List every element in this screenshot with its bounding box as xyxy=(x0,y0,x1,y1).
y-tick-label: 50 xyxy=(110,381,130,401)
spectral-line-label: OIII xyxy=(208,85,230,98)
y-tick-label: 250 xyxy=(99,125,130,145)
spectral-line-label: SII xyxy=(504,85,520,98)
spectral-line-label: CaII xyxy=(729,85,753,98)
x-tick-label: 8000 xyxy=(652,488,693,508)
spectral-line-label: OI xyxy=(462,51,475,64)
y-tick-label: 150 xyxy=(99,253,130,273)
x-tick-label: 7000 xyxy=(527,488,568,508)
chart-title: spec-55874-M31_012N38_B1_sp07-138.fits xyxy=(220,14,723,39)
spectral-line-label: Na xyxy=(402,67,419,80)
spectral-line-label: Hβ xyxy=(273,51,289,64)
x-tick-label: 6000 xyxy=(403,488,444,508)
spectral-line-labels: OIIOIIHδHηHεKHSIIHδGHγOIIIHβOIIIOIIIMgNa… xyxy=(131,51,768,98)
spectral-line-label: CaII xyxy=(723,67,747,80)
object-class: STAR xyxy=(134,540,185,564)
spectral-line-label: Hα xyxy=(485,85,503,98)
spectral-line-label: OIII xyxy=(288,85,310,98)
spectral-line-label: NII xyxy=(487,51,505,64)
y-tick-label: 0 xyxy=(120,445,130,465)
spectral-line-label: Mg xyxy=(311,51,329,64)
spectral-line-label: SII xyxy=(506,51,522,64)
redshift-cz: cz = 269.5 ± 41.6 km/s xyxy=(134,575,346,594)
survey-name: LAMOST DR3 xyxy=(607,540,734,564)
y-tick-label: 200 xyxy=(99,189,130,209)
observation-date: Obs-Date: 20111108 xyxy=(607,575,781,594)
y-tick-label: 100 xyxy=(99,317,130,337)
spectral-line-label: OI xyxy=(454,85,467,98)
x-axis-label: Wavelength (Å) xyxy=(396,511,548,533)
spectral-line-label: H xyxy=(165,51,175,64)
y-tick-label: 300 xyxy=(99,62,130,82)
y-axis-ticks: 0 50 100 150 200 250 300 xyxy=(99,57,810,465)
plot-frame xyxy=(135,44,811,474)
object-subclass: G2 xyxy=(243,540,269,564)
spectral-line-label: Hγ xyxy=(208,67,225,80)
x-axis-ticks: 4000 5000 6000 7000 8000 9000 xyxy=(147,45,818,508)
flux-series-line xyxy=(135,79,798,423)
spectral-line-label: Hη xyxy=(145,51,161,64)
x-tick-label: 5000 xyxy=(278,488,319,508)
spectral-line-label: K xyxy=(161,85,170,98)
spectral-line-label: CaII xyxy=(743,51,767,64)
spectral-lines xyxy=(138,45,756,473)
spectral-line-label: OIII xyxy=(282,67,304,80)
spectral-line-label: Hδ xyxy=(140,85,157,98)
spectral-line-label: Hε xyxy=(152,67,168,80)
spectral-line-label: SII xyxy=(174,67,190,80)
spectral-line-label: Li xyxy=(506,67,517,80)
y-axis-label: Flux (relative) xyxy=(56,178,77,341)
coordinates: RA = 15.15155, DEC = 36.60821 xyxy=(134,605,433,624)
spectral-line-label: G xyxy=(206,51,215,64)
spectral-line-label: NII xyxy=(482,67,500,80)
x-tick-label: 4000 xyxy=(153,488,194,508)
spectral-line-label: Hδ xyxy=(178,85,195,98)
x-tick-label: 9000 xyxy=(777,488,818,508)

▶ **Prompt**
Recast every line of the data above as a Markdown table with two columns, Row and Data line, numbering the rows in order and leaving out blank lines.

▶ **Exercise result**
| Row | Data line |
|---|---|
| 1 | List every element in this screenshot with its bounding box as xyxy=(x0,y0,x1,y1). |
| 2 | y-tick-label: 50 xyxy=(110,381,130,401) |
| 3 | spectral-line-label: OIII xyxy=(208,85,230,98) |
| 4 | y-tick-label: 250 xyxy=(99,125,130,145) |
| 5 | spectral-line-label: SII xyxy=(504,85,520,98) |
| 6 | spectral-line-label: CaII xyxy=(729,85,753,98) |
| 7 | x-tick-label: 8000 xyxy=(652,488,693,508) |
| 8 | spectral-line-label: OI xyxy=(462,51,475,64) |
| 9 | y-tick-label: 150 xyxy=(99,253,130,273) |
| 10 | x-tick-label: 7000 xyxy=(527,488,568,508) |
| 11 | chart-title: spec-55874-M31_012N38_B1_sp07-138.fits xyxy=(220,14,723,39) |
| 12 | spectral-line-label: Na xyxy=(402,67,419,80) |
| 13 | spectral-line-label: Hβ xyxy=(273,51,289,64) |
| 14 | x-tick-label: 6000 xyxy=(403,488,444,508) |
| 15 | spectral-line-labels: OIIOIIHδHηHεKHSIIHδGHγOIIIHβOIIIOIIIMgNa… xyxy=(131,51,768,98) |
| 16 | spectral-line-label: CaII xyxy=(723,67,747,80) |
| 17 | object-class: STAR xyxy=(134,540,185,564) |
| 18 | spectral-line-label: Hα xyxy=(485,85,503,98) |
| 19 | spectral-line-label: OIII xyxy=(288,85,310,98) |
| 20 | spectral-line-label: NII xyxy=(487,51,505,64) |
| 21 | y-tick-label: 0 xyxy=(120,445,130,465) |
| 22 | spectral-line-label: Mg xyxy=(311,51,329,64) |
| 23 | spectral-line-label: SII xyxy=(506,51,522,64) |
| 24 | redshift-cz: cz = 269.5 ± 41.6 km/s xyxy=(134,575,346,594) |
| 25 | survey-name: LAMOST DR3 xyxy=(607,540,734,564) |
| 26 | y-tick-label: 200 xyxy=(99,189,130,209) |
| 27 | observation-date: Obs-Date: 20111108 xyxy=(607,575,781,594) |
| 28 | y-tick-label: 100 xyxy=(99,317,130,337) |
| 29 | spectral-line-label: OI xyxy=(454,85,467,98) |
| 30 | x-axis-label: Wavelength (Å) xyxy=(396,511,548,533) |
| 31 | spectral-line-label: H xyxy=(165,51,175,64) |
| 32 | y-tick-label: 300 xyxy=(99,62,130,82) |
| 33 | y-axis-ticks: 0 50 100 150 200 250 300 xyxy=(99,57,810,465) |
| 34 | plot-frame xyxy=(135,44,811,474) |
| 35 | object-subclass: G2 xyxy=(243,540,269,564) |
| 36 | spectral-line-label: Hγ xyxy=(208,67,225,80) |
| 37 | x-axis-ticks: 4000 5000 6000 7000 8000 9000 xyxy=(147,45,818,508) |
| 38 | flux-series-line xyxy=(135,79,798,423) |
| 39 | spectral-line-label: Hη xyxy=(145,51,161,64) |
| 40 | x-tick-label: 5000 xyxy=(278,488,319,508) |
| 41 | spectral-line-label: K xyxy=(161,85,170,98) |
| 42 | spectral-line-label: CaII xyxy=(743,51,767,64) |
| 43 | spectral-lines xyxy=(138,45,756,473) |
| 44 | spectral-line-label: OIII xyxy=(282,67,304,80) |
| 45 | spectral-line-label: Hδ xyxy=(140,85,157,98) |
| 46 | spectral-line-label: Hε xyxy=(152,67,168,80) |
| 47 | spectral-line-label: SII xyxy=(174,67,190,80) |
| 48 | spectral-line-label: Li xyxy=(506,67,517,80) |
| 49 | y-axis-label: Flux (relative) xyxy=(56,178,77,341) |
| 50 | coordinates: RA = 15.15155, DEC = 36.60821 xyxy=(134,605,433,624) |
| 51 | spectral-line-label: G xyxy=(206,51,215,64) |
| 52 | spectral-line-label: NII xyxy=(482,67,500,80) |
| 53 | x-tick-label: 4000 xyxy=(153,488,194,508) |
| 54 | spectral-line-label: Hδ xyxy=(178,85,195,98) |
| 55 | x-tick-label: 9000 xyxy=(777,488,818,508) |